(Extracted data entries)
(begin)

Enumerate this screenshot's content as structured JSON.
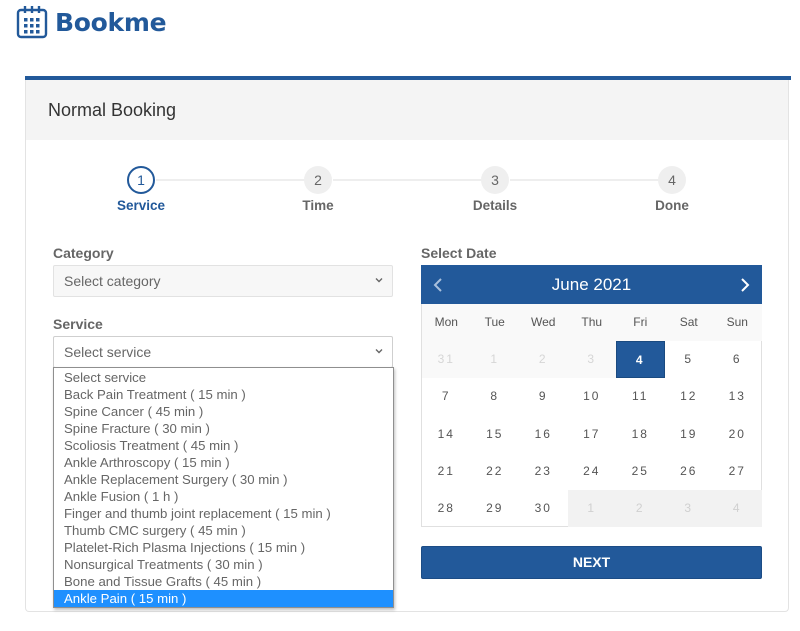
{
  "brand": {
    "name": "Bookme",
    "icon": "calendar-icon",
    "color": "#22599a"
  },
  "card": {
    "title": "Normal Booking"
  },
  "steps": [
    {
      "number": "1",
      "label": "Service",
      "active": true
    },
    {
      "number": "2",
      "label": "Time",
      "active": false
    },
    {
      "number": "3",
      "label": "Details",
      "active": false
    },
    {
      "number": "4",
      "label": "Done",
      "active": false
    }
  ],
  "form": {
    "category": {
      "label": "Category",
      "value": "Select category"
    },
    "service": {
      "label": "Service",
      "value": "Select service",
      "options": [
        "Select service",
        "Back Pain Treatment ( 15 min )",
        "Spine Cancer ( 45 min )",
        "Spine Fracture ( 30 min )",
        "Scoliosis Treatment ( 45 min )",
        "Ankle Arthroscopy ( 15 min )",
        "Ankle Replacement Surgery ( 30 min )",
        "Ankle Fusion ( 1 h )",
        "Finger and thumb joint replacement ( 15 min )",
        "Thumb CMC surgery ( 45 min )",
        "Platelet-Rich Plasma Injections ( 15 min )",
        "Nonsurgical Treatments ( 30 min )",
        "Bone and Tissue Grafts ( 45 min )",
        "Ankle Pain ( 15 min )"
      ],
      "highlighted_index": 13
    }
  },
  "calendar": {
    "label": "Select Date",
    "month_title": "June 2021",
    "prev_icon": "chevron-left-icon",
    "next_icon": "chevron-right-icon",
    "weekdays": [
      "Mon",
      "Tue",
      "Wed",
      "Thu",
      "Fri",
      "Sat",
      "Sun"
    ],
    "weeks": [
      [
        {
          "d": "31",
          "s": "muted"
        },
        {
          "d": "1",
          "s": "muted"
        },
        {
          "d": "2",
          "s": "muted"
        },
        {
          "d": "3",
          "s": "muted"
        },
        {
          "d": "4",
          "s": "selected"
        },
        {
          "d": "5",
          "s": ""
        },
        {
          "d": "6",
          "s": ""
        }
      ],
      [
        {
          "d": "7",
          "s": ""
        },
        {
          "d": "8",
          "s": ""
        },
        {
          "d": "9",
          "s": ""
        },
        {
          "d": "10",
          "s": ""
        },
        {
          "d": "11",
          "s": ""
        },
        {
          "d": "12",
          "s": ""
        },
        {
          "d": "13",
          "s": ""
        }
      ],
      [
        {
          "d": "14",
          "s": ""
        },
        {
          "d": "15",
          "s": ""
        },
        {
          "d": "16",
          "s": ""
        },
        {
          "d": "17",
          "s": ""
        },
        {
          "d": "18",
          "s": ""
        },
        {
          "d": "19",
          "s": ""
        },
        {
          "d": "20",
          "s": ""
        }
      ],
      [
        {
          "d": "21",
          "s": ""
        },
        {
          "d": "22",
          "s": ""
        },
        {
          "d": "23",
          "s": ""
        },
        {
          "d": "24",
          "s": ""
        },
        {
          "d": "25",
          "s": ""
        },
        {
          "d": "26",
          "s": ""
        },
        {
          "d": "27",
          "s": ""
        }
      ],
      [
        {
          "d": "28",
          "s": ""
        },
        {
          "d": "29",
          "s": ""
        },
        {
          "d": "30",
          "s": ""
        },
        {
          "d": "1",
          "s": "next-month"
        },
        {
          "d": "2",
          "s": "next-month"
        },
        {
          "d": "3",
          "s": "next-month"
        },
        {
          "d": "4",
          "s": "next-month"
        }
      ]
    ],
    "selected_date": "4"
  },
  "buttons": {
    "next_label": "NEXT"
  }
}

(end)
(begin)

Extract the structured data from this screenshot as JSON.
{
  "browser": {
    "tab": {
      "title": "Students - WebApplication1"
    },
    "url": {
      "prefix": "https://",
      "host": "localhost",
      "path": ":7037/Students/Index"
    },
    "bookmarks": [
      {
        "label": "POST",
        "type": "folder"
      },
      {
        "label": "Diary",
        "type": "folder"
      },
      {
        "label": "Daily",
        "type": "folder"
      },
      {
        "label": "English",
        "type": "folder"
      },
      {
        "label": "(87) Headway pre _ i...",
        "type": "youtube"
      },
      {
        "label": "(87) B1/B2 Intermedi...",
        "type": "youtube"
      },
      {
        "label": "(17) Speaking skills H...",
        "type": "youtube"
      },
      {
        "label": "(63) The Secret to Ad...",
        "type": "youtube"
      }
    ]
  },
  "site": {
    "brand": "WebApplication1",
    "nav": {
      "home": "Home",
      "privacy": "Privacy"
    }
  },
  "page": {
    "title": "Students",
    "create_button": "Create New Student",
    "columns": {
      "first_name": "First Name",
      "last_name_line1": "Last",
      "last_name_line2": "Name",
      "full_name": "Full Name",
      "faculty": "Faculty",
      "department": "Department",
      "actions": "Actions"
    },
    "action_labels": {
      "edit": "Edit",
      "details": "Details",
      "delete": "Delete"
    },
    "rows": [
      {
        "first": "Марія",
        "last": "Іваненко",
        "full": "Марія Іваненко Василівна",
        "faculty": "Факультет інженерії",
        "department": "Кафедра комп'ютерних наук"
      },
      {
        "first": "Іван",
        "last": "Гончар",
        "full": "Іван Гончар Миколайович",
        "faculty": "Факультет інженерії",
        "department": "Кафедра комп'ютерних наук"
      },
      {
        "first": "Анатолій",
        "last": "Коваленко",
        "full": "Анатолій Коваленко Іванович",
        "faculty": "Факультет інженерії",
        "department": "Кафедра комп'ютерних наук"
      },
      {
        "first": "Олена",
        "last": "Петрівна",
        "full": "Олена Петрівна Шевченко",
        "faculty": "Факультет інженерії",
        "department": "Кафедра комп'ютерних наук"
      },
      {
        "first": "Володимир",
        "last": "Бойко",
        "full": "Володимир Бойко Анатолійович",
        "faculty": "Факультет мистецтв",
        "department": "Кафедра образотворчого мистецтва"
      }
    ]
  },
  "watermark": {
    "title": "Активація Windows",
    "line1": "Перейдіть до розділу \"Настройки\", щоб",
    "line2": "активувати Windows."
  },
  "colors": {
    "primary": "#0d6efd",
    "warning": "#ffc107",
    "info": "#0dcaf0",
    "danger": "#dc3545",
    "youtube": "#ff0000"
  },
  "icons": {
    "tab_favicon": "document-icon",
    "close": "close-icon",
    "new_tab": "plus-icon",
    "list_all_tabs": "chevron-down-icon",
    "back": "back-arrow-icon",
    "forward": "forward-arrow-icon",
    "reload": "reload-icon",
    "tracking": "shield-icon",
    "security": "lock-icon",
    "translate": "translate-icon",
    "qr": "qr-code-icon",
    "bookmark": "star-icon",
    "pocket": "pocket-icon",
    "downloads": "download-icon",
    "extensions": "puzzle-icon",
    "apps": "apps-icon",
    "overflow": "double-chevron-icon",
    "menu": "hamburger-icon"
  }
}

(end)

Reproduce each line holding the word "Spine".

■ The answer ■
        "Spine Cancer ( 45 min )",
        "Spine Fracture ( 30 min )",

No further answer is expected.